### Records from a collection
# # # # # # #
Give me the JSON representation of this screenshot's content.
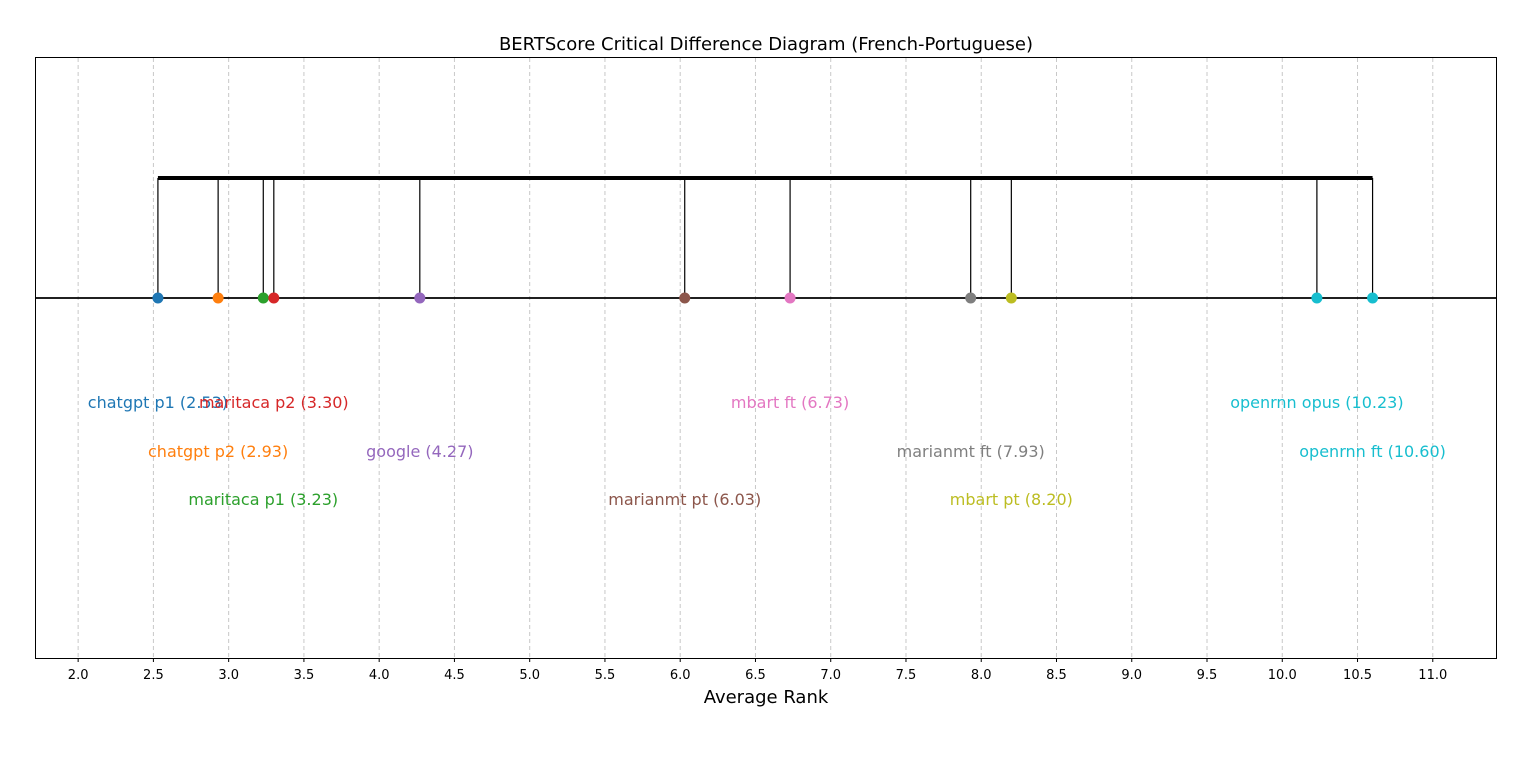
{
  "chart_data": {
    "type": "scatter",
    "title": "BERTScore Critical Difference Diagram (French-Portuguese)",
    "xlabel": "Average Rank",
    "ylabel": "",
    "xlim": [
      1.72,
      11.42
    ],
    "x_ticks": [
      2.0,
      2.5,
      3.0,
      3.5,
      4.0,
      4.5,
      5.0,
      5.5,
      6.0,
      6.5,
      7.0,
      7.5,
      8.0,
      8.5,
      9.0,
      9.5,
      10.0,
      10.5,
      11.0
    ],
    "x_tick_labels": [
      "2.0",
      "2.5",
      "3.0",
      "3.5",
      "4.0",
      "4.5",
      "5.0",
      "5.5",
      "6.0",
      "6.5",
      "7.0",
      "7.5",
      "8.0",
      "8.5",
      "9.0",
      "9.5",
      "10.0",
      "10.5",
      "11.0"
    ],
    "grid": "vertical dashed",
    "cd_group": {
      "from": 2.53,
      "to": 10.6
    },
    "series": [
      {
        "name": "chatgpt p1",
        "x": 2.53,
        "label": "chatgpt p1 (2.53)",
        "color": "#1f77b4",
        "row": 0
      },
      {
        "name": "chatgpt p2",
        "x": 2.93,
        "label": "chatgpt p2 (2.93)",
        "color": "#ff7f0e",
        "row": 1
      },
      {
        "name": "maritaca p1",
        "x": 3.23,
        "label": "maritaca p1 (3.23)",
        "color": "#2ca02c",
        "row": 2
      },
      {
        "name": "maritaca p2",
        "x": 3.3,
        "label": "maritaca p2 (3.30)",
        "color": "#d62728",
        "row": 0
      },
      {
        "name": "google",
        "x": 4.27,
        "label": "google (4.27)",
        "color": "#9467bd",
        "row": 1
      },
      {
        "name": "marianmt pt",
        "x": 6.03,
        "label": "marianmt pt (6.03)",
        "color": "#8c564b",
        "row": 2
      },
      {
        "name": "mbart ft",
        "x": 6.73,
        "label": "mbart ft (6.73)",
        "color": "#e377c2",
        "row": 0
      },
      {
        "name": "marianmt ft",
        "x": 7.93,
        "label": "marianmt ft (7.93)",
        "color": "#7f7f7f",
        "row": 1
      },
      {
        "name": "mbart pt",
        "x": 8.2,
        "label": "mbart pt (8.20)",
        "color": "#bcbd22",
        "row": 2
      },
      {
        "name": "openrnn opus",
        "x": 10.23,
        "label": "openrnn opus (10.23)",
        "color": "#17becf",
        "row": 0
      },
      {
        "name": "openrnn ft",
        "x": 10.6,
        "label": "openrnn ft (10.60)",
        "color": "#17becf",
        "row": 1
      }
    ]
  }
}
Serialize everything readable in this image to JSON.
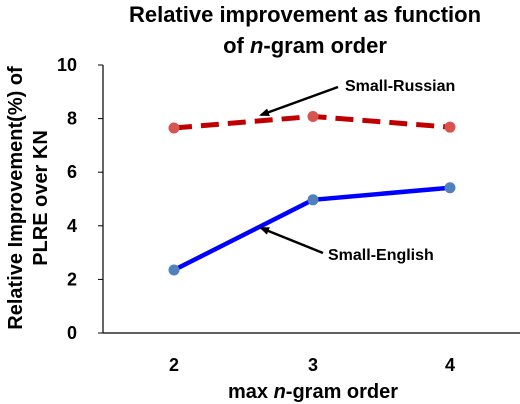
{
  "chart_data": {
    "type": "line",
    "title_line1": "Relative improvement as function",
    "title_line2_pre": "of ",
    "title_line2_italic": "n",
    "title_line2_post": "-gram order",
    "xlabel_pre": "max ",
    "xlabel_italic": "n",
    "xlabel_post": "-gram order",
    "ylabel_line1": "Relative Improvement(%) of",
    "ylabel_line2": "PLRE over KN",
    "x": [
      2,
      3,
      4
    ],
    "xticks": [
      "2",
      "3",
      "4"
    ],
    "ylim": [
      0,
      10
    ],
    "yticks": [
      "0",
      "2",
      "4",
      "6",
      "8",
      "10"
    ],
    "grid": false,
    "series": [
      {
        "name": "Small-Russian",
        "values": [
          7.65,
          8.08,
          7.68
        ],
        "color": "#c00000",
        "style": "dashed"
      },
      {
        "name": "Small-English",
        "values": [
          2.35,
          4.97,
          5.42
        ],
        "color": "#0000ff",
        "style": "solid"
      }
    ],
    "colors": {
      "marker": "#4f81bd",
      "axis": "#000000"
    }
  }
}
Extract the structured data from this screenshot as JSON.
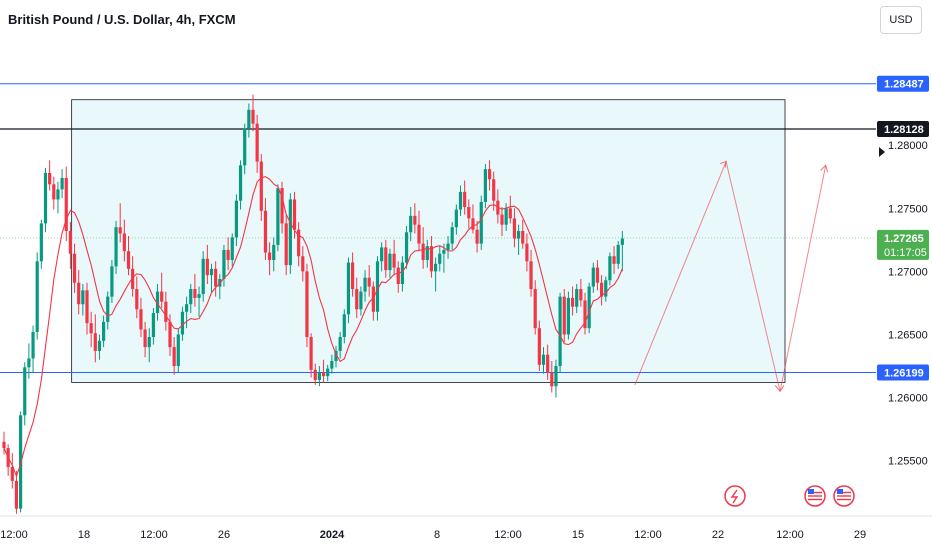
{
  "header": {
    "title": "British Pound / U.S. Dollar, 4h, FXCM",
    "currency": "USD"
  },
  "colors": {
    "up": "#089981",
    "down": "#f23645",
    "ma": "#f23645",
    "box_fill": "#e9f8fb",
    "box_border": "#131722",
    "blue_line": "#2962ff",
    "black_line": "#131722",
    "green": "#4caf50"
  },
  "chart_data": {
    "type": "candlestick",
    "title": "British Pound / U.S. Dollar, 4h, FXCM",
    "y_ticks": [
      "1.28000",
      "1.27500",
      "1.27000",
      "1.26500",
      "1.26000",
      "1.25500"
    ],
    "ylim": [
      1.2507,
      1.2915
    ],
    "x_ticks": [
      "12:00",
      "18",
      "12:00",
      "26",
      "2024",
      "8",
      "12:00",
      "15",
      "12:00",
      "22",
      "12:00",
      "29"
    ],
    "price_labels": [
      {
        "value": "1.28487",
        "style": "blue"
      },
      {
        "value": "1.28128",
        "style": "black"
      },
      {
        "value": "1.27265",
        "countdown": "01:17:05",
        "style": "green"
      },
      {
        "value": "1.26199",
        "style": "blue"
      }
    ],
    "levels": {
      "blue_top": 1.28487,
      "black": 1.28128,
      "blue_bottom": 1.26199,
      "last": 1.27265
    },
    "range_box": {
      "from_index": 11,
      "to_index": 176,
      "top": 1.2836,
      "bottom": 1.2612
    },
    "forecast_paths": [
      [
        [
          152,
          1.261
        ],
        [
          174,
          1.2787
        ],
        [
          187,
          1.2605
        ],
        [
          198,
          1.2784
        ]
      ]
    ],
    "candles": [
      [
        1.2565,
        1.2573,
        1.2555,
        1.256
      ],
      [
        1.256,
        1.2563,
        1.2538,
        1.2545
      ],
      [
        1.2545,
        1.2556,
        1.2528,
        1.2534
      ],
      [
        1.2534,
        1.2542,
        1.2508,
        1.2512
      ],
      [
        1.2512,
        1.2589,
        1.2509,
        1.2586
      ],
      [
        1.2586,
        1.2628,
        1.2578,
        1.2624
      ],
      [
        1.2624,
        1.2643,
        1.2615,
        1.2631
      ],
      [
        1.2631,
        1.2657,
        1.262,
        1.2652
      ],
      [
        1.2652,
        1.2715,
        1.2646,
        1.2708
      ],
      [
        1.2708,
        1.2741,
        1.2702,
        1.2738
      ],
      [
        1.2738,
        1.2782,
        1.2731,
        1.2778
      ],
      [
        1.2778,
        1.2788,
        1.2764,
        1.2769
      ],
      [
        1.2769,
        1.2775,
        1.2749,
        1.2757
      ],
      [
        1.2757,
        1.2771,
        1.2746,
        1.2765
      ],
      [
        1.2765,
        1.2781,
        1.2758,
        1.2774
      ],
      [
        1.2774,
        1.2783,
        1.2724,
        1.2732
      ],
      [
        1.2732,
        1.2739,
        1.2702,
        1.2714
      ],
      [
        1.2714,
        1.2722,
        1.2683,
        1.2691
      ],
      [
        1.2691,
        1.2701,
        1.2666,
        1.2674
      ],
      [
        1.2674,
        1.269,
        1.2665,
        1.2685
      ],
      [
        1.2685,
        1.2691,
        1.265,
        1.2659
      ],
      [
        1.2659,
        1.2668,
        1.264,
        1.2651
      ],
      [
        1.2651,
        1.2666,
        1.2628,
        1.2637
      ],
      [
        1.2637,
        1.265,
        1.263,
        1.2645
      ],
      [
        1.2645,
        1.2665,
        1.264,
        1.266
      ],
      [
        1.266,
        1.2684,
        1.2654,
        1.268
      ],
      [
        1.268,
        1.2709,
        1.2675,
        1.2704
      ],
      [
        1.2704,
        1.274,
        1.2698,
        1.2735
      ],
      [
        1.2735,
        1.2754,
        1.2723,
        1.273
      ],
      [
        1.273,
        1.2741,
        1.2708,
        1.2716
      ],
      [
        1.2716,
        1.2728,
        1.2697,
        1.2702
      ],
      [
        1.2702,
        1.2712,
        1.268,
        1.2686
      ],
      [
        1.2686,
        1.2696,
        1.2663,
        1.267
      ],
      [
        1.267,
        1.2679,
        1.2648,
        1.2654
      ],
      [
        1.2654,
        1.266,
        1.2632,
        1.264
      ],
      [
        1.264,
        1.2655,
        1.2628,
        1.2648
      ],
      [
        1.2648,
        1.2671,
        1.2642,
        1.2667
      ],
      [
        1.2667,
        1.269,
        1.2661,
        1.2684
      ],
      [
        1.2684,
        1.2699,
        1.2671,
        1.2676
      ],
      [
        1.2676,
        1.2684,
        1.2653,
        1.266
      ],
      [
        1.266,
        1.2666,
        1.2633,
        1.264
      ],
      [
        1.264,
        1.2648,
        1.2618,
        1.2625
      ],
      [
        1.2625,
        1.2655,
        1.262,
        1.265
      ],
      [
        1.265,
        1.2672,
        1.2645,
        1.2668
      ],
      [
        1.2668,
        1.268,
        1.2655,
        1.2674
      ],
      [
        1.2674,
        1.269,
        1.2667,
        1.2686
      ],
      [
        1.2686,
        1.2698,
        1.2672,
        1.2679
      ],
      [
        1.2679,
        1.2688,
        1.2664,
        1.2682
      ],
      [
        1.2682,
        1.2716,
        1.2676,
        1.271
      ],
      [
        1.271,
        1.2721,
        1.269,
        1.2697
      ],
      [
        1.2697,
        1.2706,
        1.2683,
        1.2702
      ],
      [
        1.2702,
        1.2708,
        1.268,
        1.2688
      ],
      [
        1.2688,
        1.2698,
        1.2678,
        1.2694
      ],
      [
        1.2694,
        1.2721,
        1.2688,
        1.2717
      ],
      [
        1.2717,
        1.2727,
        1.2701,
        1.2709
      ],
      [
        1.2709,
        1.273,
        1.2704,
        1.2727
      ],
      [
        1.2727,
        1.2761,
        1.272,
        1.2756
      ],
      [
        1.2756,
        1.2788,
        1.2749,
        1.2784
      ],
      [
        1.2784,
        1.2817,
        1.2777,
        1.2813
      ],
      [
        1.2813,
        1.2833,
        1.2806,
        1.2828
      ],
      [
        1.2828,
        1.284,
        1.2811,
        1.2817
      ],
      [
        1.2817,
        1.2824,
        1.2778,
        1.2787
      ],
      [
        1.2787,
        1.2793,
        1.274,
        1.2748
      ],
      [
        1.2748,
        1.2758,
        1.2709,
        1.2715
      ],
      [
        1.2715,
        1.2723,
        1.2697,
        1.2709
      ],
      [
        1.2709,
        1.2727,
        1.27,
        1.2721
      ],
      [
        1.2721,
        1.2769,
        1.2716,
        1.2766
      ],
      [
        1.2766,
        1.2771,
        1.273,
        1.2738
      ],
      [
        1.2738,
        1.2745,
        1.2697,
        1.2705
      ],
      [
        1.2705,
        1.2762,
        1.2698,
        1.2757
      ],
      [
        1.2757,
        1.2763,
        1.2726,
        1.2733
      ],
      [
        1.2733,
        1.2739,
        1.2704,
        1.2712
      ],
      [
        1.2712,
        1.272,
        1.2692,
        1.27
      ],
      [
        1.27,
        1.2706,
        1.264,
        1.2648
      ],
      [
        1.2648,
        1.2651,
        1.2616,
        1.2622
      ],
      [
        1.2622,
        1.2627,
        1.261,
        1.2614
      ],
      [
        1.2614,
        1.2625,
        1.2609,
        1.262
      ],
      [
        1.262,
        1.263,
        1.2612,
        1.2617
      ],
      [
        1.2617,
        1.2626,
        1.2613,
        1.2623
      ],
      [
        1.2623,
        1.2634,
        1.2619,
        1.2629
      ],
      [
        1.2629,
        1.2641,
        1.2624,
        1.2637
      ],
      [
        1.2637,
        1.2652,
        1.2631,
        1.2648
      ],
      [
        1.2648,
        1.267,
        1.2643,
        1.2666
      ],
      [
        1.2666,
        1.2711,
        1.2659,
        1.2707
      ],
      [
        1.2707,
        1.2715,
        1.268,
        1.2686
      ],
      [
        1.2686,
        1.2695,
        1.2663,
        1.267
      ],
      [
        1.267,
        1.2688,
        1.2665,
        1.2684
      ],
      [
        1.2684,
        1.2701,
        1.2676,
        1.2695
      ],
      [
        1.2695,
        1.2705,
        1.268,
        1.2688
      ],
      [
        1.2688,
        1.2692,
        1.2661,
        1.2668
      ],
      [
        1.2668,
        1.2712,
        1.2661,
        1.2708
      ],
      [
        1.2708,
        1.2723,
        1.27,
        1.2719
      ],
      [
        1.2719,
        1.2725,
        1.2695,
        1.2701
      ],
      [
        1.2701,
        1.2718,
        1.2695,
        1.2714
      ],
      [
        1.2714,
        1.2725,
        1.2697,
        1.2703
      ],
      [
        1.2703,
        1.2708,
        1.2683,
        1.269
      ],
      [
        1.269,
        1.2712,
        1.2684,
        1.2707
      ],
      [
        1.2707,
        1.2736,
        1.2702,
        1.2731
      ],
      [
        1.2731,
        1.2751,
        1.2724,
        1.2744
      ],
      [
        1.2744,
        1.2754,
        1.273,
        1.2737
      ],
      [
        1.2737,
        1.2748,
        1.2716,
        1.2722
      ],
      [
        1.2722,
        1.2735,
        1.2702,
        1.2709
      ],
      [
        1.2709,
        1.2725,
        1.2703,
        1.272
      ],
      [
        1.272,
        1.2728,
        1.2695,
        1.27
      ],
      [
        1.27,
        1.2711,
        1.2684,
        1.2706
      ],
      [
        1.2706,
        1.272,
        1.27,
        1.2714
      ],
      [
        1.2714,
        1.2722,
        1.2699,
        1.2717
      ],
      [
        1.2717,
        1.2728,
        1.271,
        1.2722
      ],
      [
        1.2722,
        1.2739,
        1.2717,
        1.2735
      ],
      [
        1.2735,
        1.2753,
        1.2729,
        1.2749
      ],
      [
        1.2749,
        1.2768,
        1.2744,
        1.2763
      ],
      [
        1.2763,
        1.2772,
        1.2745,
        1.2751
      ],
      [
        1.2751,
        1.2757,
        1.2734,
        1.2742
      ],
      [
        1.2742,
        1.2753,
        1.273,
        1.2733
      ],
      [
        1.2733,
        1.274,
        1.2715,
        1.2722
      ],
      [
        1.2722,
        1.276,
        1.2717,
        1.2755
      ],
      [
        1.2755,
        1.2785,
        1.275,
        1.2781
      ],
      [
        1.2781,
        1.2788,
        1.2764,
        1.2773
      ],
      [
        1.2773,
        1.2779,
        1.2748,
        1.2756
      ],
      [
        1.2756,
        1.2765,
        1.2738,
        1.2745
      ],
      [
        1.2745,
        1.2751,
        1.2728,
        1.2737
      ],
      [
        1.2737,
        1.2754,
        1.2732,
        1.275
      ],
      [
        1.275,
        1.276,
        1.2738,
        1.2742
      ],
      [
        1.2742,
        1.275,
        1.2719,
        1.2726
      ],
      [
        1.2726,
        1.2737,
        1.2713,
        1.2732
      ],
      [
        1.2732,
        1.2741,
        1.2718,
        1.2722
      ],
      [
        1.2722,
        1.273,
        1.27,
        1.2708
      ],
      [
        1.2708,
        1.2717,
        1.268,
        1.2686
      ],
      [
        1.2686,
        1.2693,
        1.265,
        1.2655
      ],
      [
        1.2655,
        1.2661,
        1.2621,
        1.2626
      ],
      [
        1.2626,
        1.264,
        1.2619,
        1.2634
      ],
      [
        1.2634,
        1.2642,
        1.2614,
        1.262
      ],
      [
        1.262,
        1.2629,
        1.2604,
        1.2609
      ],
      [
        1.2609,
        1.263,
        1.26,
        1.2625
      ],
      [
        1.2625,
        1.2683,
        1.262,
        1.268
      ],
      [
        1.268,
        1.2686,
        1.2644,
        1.265
      ],
      [
        1.265,
        1.2684,
        1.2646,
        1.2679
      ],
      [
        1.2679,
        1.2688,
        1.2665,
        1.2672
      ],
      [
        1.2672,
        1.269,
        1.2667,
        1.2686
      ],
      [
        1.2686,
        1.2694,
        1.2672,
        1.2677
      ],
      [
        1.2677,
        1.2683,
        1.265,
        1.2655
      ],
      [
        1.2655,
        1.2691,
        1.2651,
        1.2688
      ],
      [
        1.2688,
        1.2707,
        1.2683,
        1.2703
      ],
      [
        1.2703,
        1.2709,
        1.2685,
        1.2691
      ],
      [
        1.2691,
        1.2697,
        1.2673,
        1.268
      ],
      [
        1.268,
        1.2696,
        1.2676,
        1.2693
      ],
      [
        1.2693,
        1.2715,
        1.2689,
        1.2712
      ],
      [
        1.2712,
        1.272,
        1.2698,
        1.2706
      ],
      [
        1.2706,
        1.2724,
        1.2702,
        1.2721
      ],
      [
        1.2721,
        1.2732,
        1.27,
        1.2726
      ]
    ]
  },
  "events": [
    {
      "name": "lightning-event-icon"
    },
    {
      "name": "us-flag-event-icon"
    },
    {
      "name": "us-flag-event-icon"
    }
  ]
}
# # # # # # #
Where a line contains the string "opus", extract that line.

### ANSWER TO THIS TASK
        "name": "openrnn opus",
        "label": "openrnn opus (10.23)",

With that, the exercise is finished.